• RECORDS FOR THE TASK:

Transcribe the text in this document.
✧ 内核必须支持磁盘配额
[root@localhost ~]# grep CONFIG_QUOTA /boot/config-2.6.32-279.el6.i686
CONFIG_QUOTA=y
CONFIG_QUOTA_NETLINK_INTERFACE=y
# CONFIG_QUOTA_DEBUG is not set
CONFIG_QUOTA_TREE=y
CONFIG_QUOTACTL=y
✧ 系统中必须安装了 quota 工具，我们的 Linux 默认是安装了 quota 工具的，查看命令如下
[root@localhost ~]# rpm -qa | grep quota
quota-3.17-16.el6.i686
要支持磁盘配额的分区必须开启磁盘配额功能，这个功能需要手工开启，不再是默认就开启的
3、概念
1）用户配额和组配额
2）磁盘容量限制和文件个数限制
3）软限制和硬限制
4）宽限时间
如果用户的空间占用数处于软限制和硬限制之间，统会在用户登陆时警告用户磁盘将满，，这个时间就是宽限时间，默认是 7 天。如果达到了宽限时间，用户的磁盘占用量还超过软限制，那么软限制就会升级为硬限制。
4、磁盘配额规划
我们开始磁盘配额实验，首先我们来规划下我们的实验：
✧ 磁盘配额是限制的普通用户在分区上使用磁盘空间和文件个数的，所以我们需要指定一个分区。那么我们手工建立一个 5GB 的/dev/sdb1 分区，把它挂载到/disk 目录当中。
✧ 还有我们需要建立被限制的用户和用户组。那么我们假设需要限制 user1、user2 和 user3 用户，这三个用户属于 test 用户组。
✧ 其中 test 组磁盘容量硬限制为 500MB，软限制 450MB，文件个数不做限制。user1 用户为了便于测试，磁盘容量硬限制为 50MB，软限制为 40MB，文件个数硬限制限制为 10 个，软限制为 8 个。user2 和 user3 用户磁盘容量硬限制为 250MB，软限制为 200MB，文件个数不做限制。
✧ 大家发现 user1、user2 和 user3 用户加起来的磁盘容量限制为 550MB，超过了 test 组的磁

• TASK DETAILS:
From the first line to the last, please quote the material above exactly.

• RESPONSE BELOW:
Transcribe the text in this document.
✧ 内核必须支持磁盘配额
[root@localhost ~]# grep CONFIG_QUOTA /boot/config-2.6.32-279.el6.i686
CONFIG_QUOTA=y
CONFIG_QUOTA_NETLINK_INTERFACE=y
# CONFIG_QUOTA_DEBUG is not set
CONFIG_QUOTA_TREE=y
CONFIG_QUOTACTL=y
✧ 系统中必须安装了 quota 工具，我们的 Linux 默认是安装了 quota 工具的，查看命令如下
[root@localhost ~]# rpm -qa | grep quota
quota-3.17-16.el6.i686
要支持磁盘配额的分区必须开启磁盘配额功能，这个功能需要手工开启，不再是默认就开启的
3、概念
1）用户配额和组配额
2）磁盘容量限制和文件个数限制
3）软限制和硬限制
4）宽限时间
如果用户的空间占用数处于软限制和硬限制之间，统会在用户登陆时警告用户磁盘将满，，这个时间就是宽限时间，默认是 7 天。如果达到了宽限时间，用户的磁盘占用量还超过软限制，那么软限制就会升级为硬限制。
4、磁盘配额规划
我们开始磁盘配额实验，首先我们来规划下我们的实验：
✧ 磁盘配额是限制的普通用户在分区上使用磁盘空间和文件个数的，所以我们需要指定一个分区。那么我们手工建立一个 5GB 的/dev/sdb1 分区，把它挂载到/disk 目录当中。
✧ 还有我们需要建立被限制的用户和用户组。那么我们假设需要限制 user1、user2 和 user3 用户，这三个用户属于 test 用户组。
✧ 其中 test 组磁盘容量硬限制为 500MB，软限制 450MB，文件个数不做限制。user1 用户为了便于测试，磁盘容量硬限制为 50MB，软限制为 40MB，文件个数硬限制限制为 10 个，软限制为 8 个。user2 和 user3 用户磁盘容量硬限制为 250MB，软限制为 200MB，文件个数不做限制。
✧ 大家发现 user1、user2 和 user3 用户加起来的磁盘容量限制为 550MB，超过了 test 组的磁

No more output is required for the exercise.